— begin Entries —

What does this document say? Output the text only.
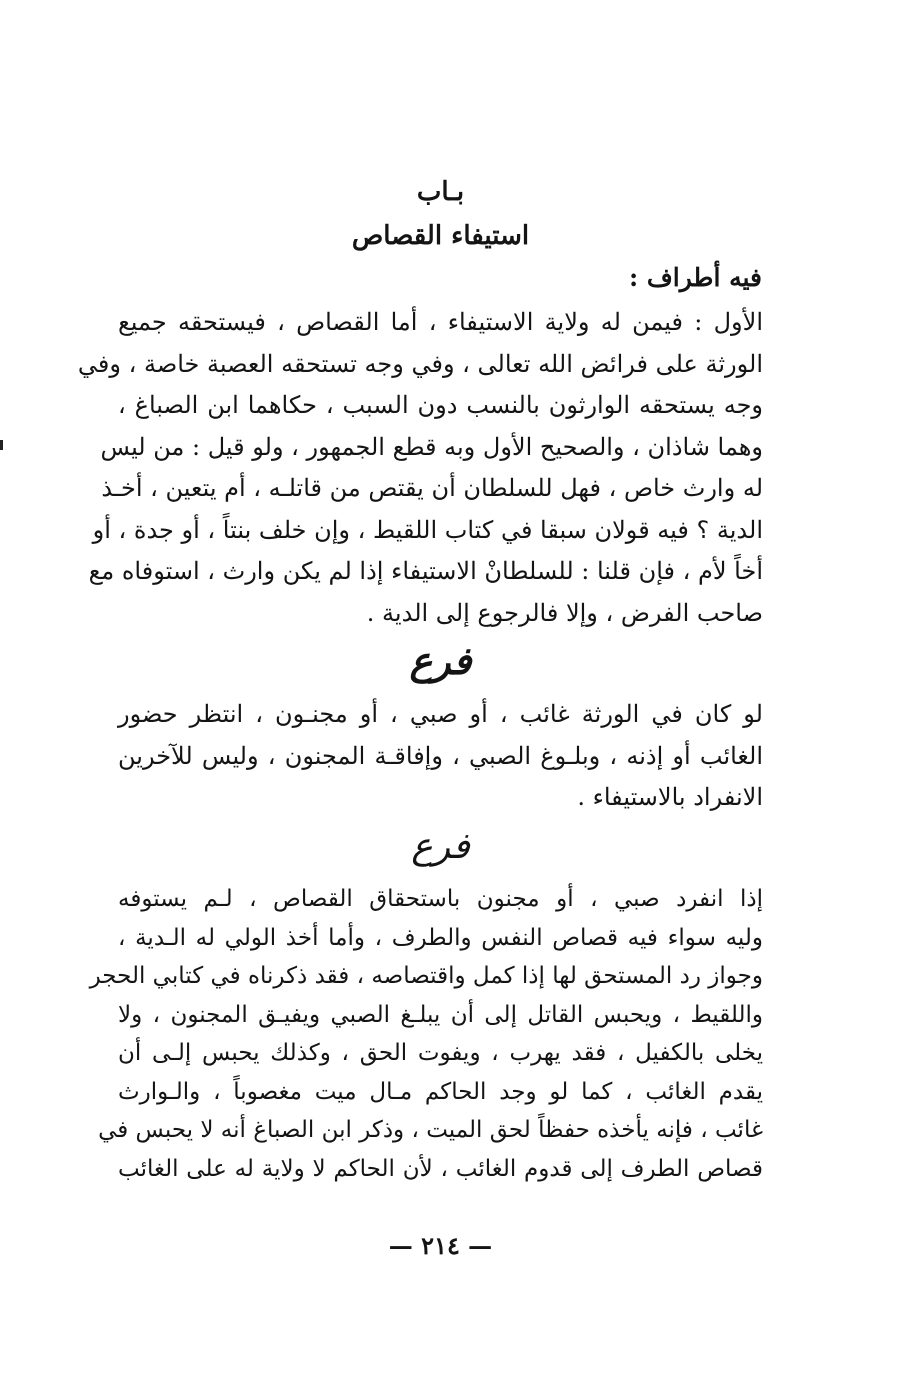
بـاب
استيفاء القصاص
فيه أطراف :
الأول : فيمن له ولاية الاستيفاء ، أما القصاص ، فيستحقه جميع
الورثة على فرائض الله تعالى ، وفي وجه تستحقه العصبة خاصة ، وفي
وجه يستحقه الوارثون بالنسب دون السبب ، حكاهما ابن الصباغ ،
وهما شاذان ، والصحيح الأول وبه قطع الجمهور ، ولو قيل : من ليس
له وارث خاص ، فهل للسلطان أن يقتص من قاتلـه ، أم يتعين ، أخـذ
الدية ؟ فيه قولان سبقا في كتاب اللقيط ، وإن خلف بنتاً ، أو جدة ، أو
أخاً لأم ، فإن قلنا : للسلطانْ الاستيفاء إذا لم يكن وارث ، استوفاه مع
صاحب الفرض ، وإلا فالرجوع إلى الدية .
فرع
لو كان في الورثة غائب ، أو صبي ، أو مجنـون ، انتظر حضور
الغائب أو إذنه ، وبلـوغ الصبي ، وإفاقـة المجنون ، وليس للآخرين
الانفراد بالاستيفاء .
فرع
إذا انفرد صبي ، أو مجنون باستحقاق القصاص ، لـم يستوفه
وليه سواء فيه قصاص النفس والطرف ، وأما أخذ الولي له الـدية ،
وجواز رد المستحق لها إذا كمل واقتصاصه ، فقد ذكرناه في كتابي الحجر
واللقيط ، ويحبس القاتل إلى أن يبلـغ الصبي ويفيـق المجنون ، ولا
يخلى بالكفيل ، فقد يهرب ، ويفوت الحق ، وكذلك يحبس إلـى أن
يقدم الغائب ، كما لو وجد الحاكم مـال ميت مغصوباً ، والـوارث
غائب ، فإنه يأخذه حفظاً لحق الميت ، وذكر ابن الصباغ أنه لا يحبس في
قصاص الطرف إلى قدوم الغائب ، لأن الحاكم لا ولاية له على الغائب
— ٢١٤ —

— end Entries —

Task brief>
Return each line exactly as written. Any picture gets left out.

Worked solution>
What does this document say? Output the text only.
بـاب
استيفاء القصاص
فيه أطراف :
الأول : فيمن له ولاية الاستيفاء ، أما القصاص ، فيستحقه جميع
الورثة على فرائض الله تعالى ، وفي وجه تستحقه العصبة خاصة ، وفي
وجه يستحقه الوارثون بالنسب دون السبب ، حكاهما ابن الصباغ ،
وهما شاذان ، والصحيح الأول وبه قطع الجمهور ، ولو قيل : من ليس
له وارث خاص ، فهل للسلطان أن يقتص من قاتلـه ، أم يتعين ، أخـذ
الدية ؟ فيه قولان سبقا في كتاب اللقيط ، وإن خلف بنتاً ، أو جدة ، أو
أخاً لأم ، فإن قلنا : للسلطانْ الاستيفاء إذا لم يكن وارث ، استوفاه مع
صاحب الفرض ، وإلا فالرجوع إلى الدية .
فرع
لو كان في الورثة غائب ، أو صبي ، أو مجنـون ، انتظر حضور
الغائب أو إذنه ، وبلـوغ الصبي ، وإفاقـة المجنون ، وليس للآخرين
الانفراد بالاستيفاء .
فرع
إذا انفرد صبي ، أو مجنون باستحقاق القصاص ، لـم يستوفه
وليه سواء فيه قصاص النفس والطرف ، وأما أخذ الولي له الـدية ،
وجواز رد المستحق لها إذا كمل واقتصاصه ، فقد ذكرناه في كتابي الحجر
واللقيط ، ويحبس القاتل إلى أن يبلـغ الصبي ويفيـق المجنون ، ولا
يخلى بالكفيل ، فقد يهرب ، ويفوت الحق ، وكذلك يحبس إلـى أن
يقدم الغائب ، كما لو وجد الحاكم مـال ميت مغصوباً ، والـوارث
غائب ، فإنه يأخذه حفظاً لحق الميت ، وذكر ابن الصباغ أنه لا يحبس في
قصاص الطرف إلى قدوم الغائب ، لأن الحاكم لا ولاية له على الغائب
— ٢١٤ —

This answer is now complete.